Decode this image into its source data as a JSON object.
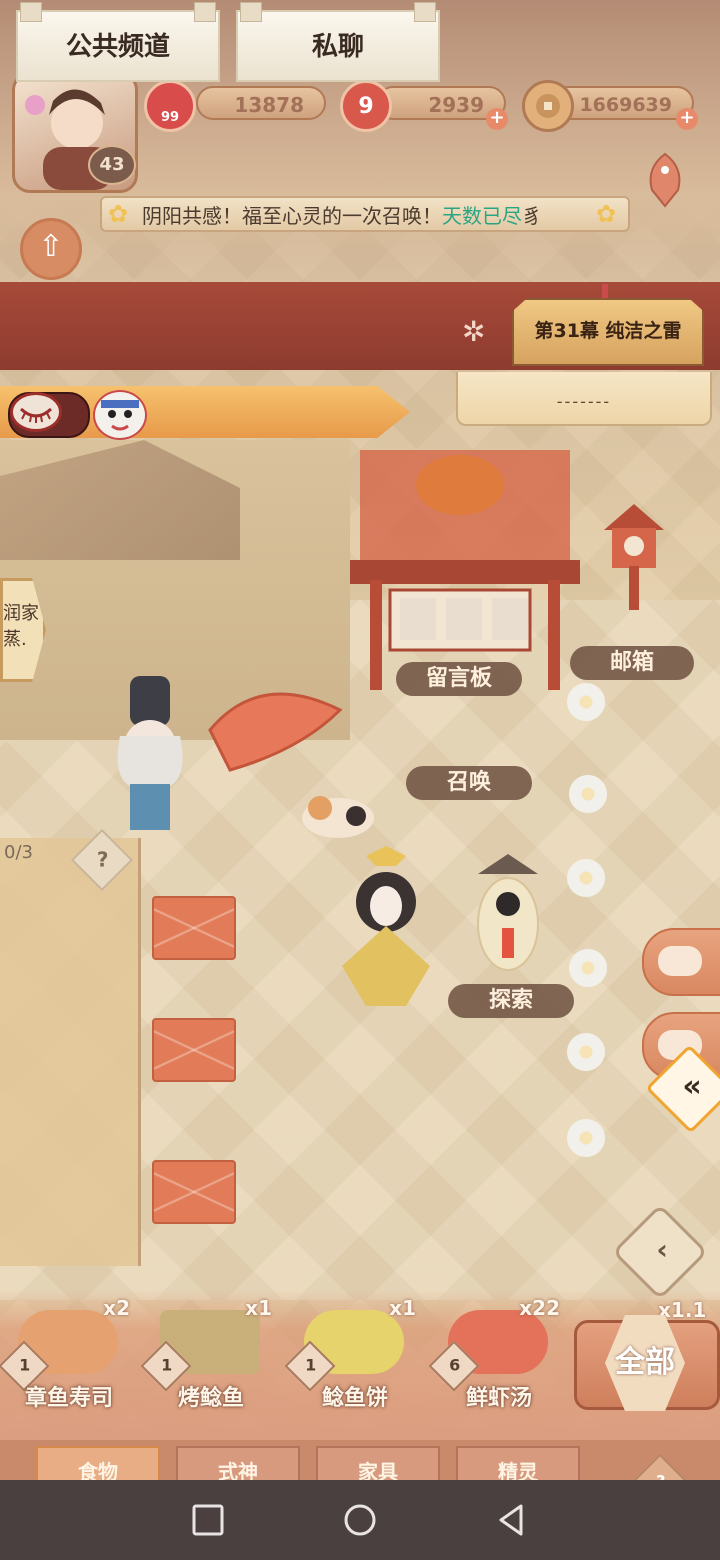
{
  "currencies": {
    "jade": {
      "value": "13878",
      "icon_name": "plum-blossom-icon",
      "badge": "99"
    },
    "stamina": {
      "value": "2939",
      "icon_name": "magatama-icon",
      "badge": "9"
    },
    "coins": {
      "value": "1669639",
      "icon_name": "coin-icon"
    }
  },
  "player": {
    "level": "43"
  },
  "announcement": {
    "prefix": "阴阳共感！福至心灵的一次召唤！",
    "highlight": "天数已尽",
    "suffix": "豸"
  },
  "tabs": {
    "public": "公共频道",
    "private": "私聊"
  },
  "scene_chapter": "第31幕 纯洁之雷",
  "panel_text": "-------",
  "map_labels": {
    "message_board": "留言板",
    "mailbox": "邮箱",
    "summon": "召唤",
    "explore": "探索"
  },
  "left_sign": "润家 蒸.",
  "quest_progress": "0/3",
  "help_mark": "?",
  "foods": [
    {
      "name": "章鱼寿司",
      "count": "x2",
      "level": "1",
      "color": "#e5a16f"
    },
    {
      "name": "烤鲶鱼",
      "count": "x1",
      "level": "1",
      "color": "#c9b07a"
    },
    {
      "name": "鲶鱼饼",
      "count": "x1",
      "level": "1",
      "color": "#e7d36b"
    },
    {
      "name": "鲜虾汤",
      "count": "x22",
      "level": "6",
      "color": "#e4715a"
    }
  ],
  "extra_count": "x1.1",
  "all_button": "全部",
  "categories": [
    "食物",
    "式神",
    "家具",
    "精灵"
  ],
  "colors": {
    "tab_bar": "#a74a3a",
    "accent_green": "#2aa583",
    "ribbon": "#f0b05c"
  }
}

■ ■ ■ ■ ■ ■ ■

-- DESCRIPTION OF THE TASK --
Transcribe every record above exactly as written, leaving out any pictures.

-- WRITTEN ANSWER --
Decode this image into its source data as a JSON object.
{
  "currencies": {
    "jade": {
      "value": "13878",
      "icon_name": "plum-blossom-icon",
      "badge": "99"
    },
    "stamina": {
      "value": "2939",
      "icon_name": "magatama-icon",
      "badge": "9"
    },
    "coins": {
      "value": "1669639",
      "icon_name": "coin-icon"
    }
  },
  "player": {
    "level": "43"
  },
  "announcement": {
    "prefix": "阴阳共感！福至心灵的一次召唤！",
    "highlight": "天数已尽",
    "suffix": "豸"
  },
  "tabs": {
    "public": "公共频道",
    "private": "私聊"
  },
  "scene_chapter": "第31幕 纯洁之雷",
  "panel_text": "-------",
  "map_labels": {
    "message_board": "留言板",
    "mailbox": "邮箱",
    "summon": "召唤",
    "explore": "探索"
  },
  "left_sign": "润家 蒸.",
  "quest_progress": "0/3",
  "help_mark": "?",
  "foods": [
    {
      "name": "章鱼寿司",
      "count": "x2",
      "level": "1",
      "color": "#e5a16f"
    },
    {
      "name": "烤鲶鱼",
      "count": "x1",
      "level": "1",
      "color": "#c9b07a"
    },
    {
      "name": "鲶鱼饼",
      "count": "x1",
      "level": "1",
      "color": "#e7d36b"
    },
    {
      "name": "鲜虾汤",
      "count": "x22",
      "level": "6",
      "color": "#e4715a"
    }
  ],
  "extra_count": "x1.1",
  "all_button": "全部",
  "categories": [
    "食物",
    "式神",
    "家具",
    "精灵"
  ],
  "colors": {
    "tab_bar": "#a74a3a",
    "accent_green": "#2aa583",
    "ribbon": "#f0b05c"
  }
}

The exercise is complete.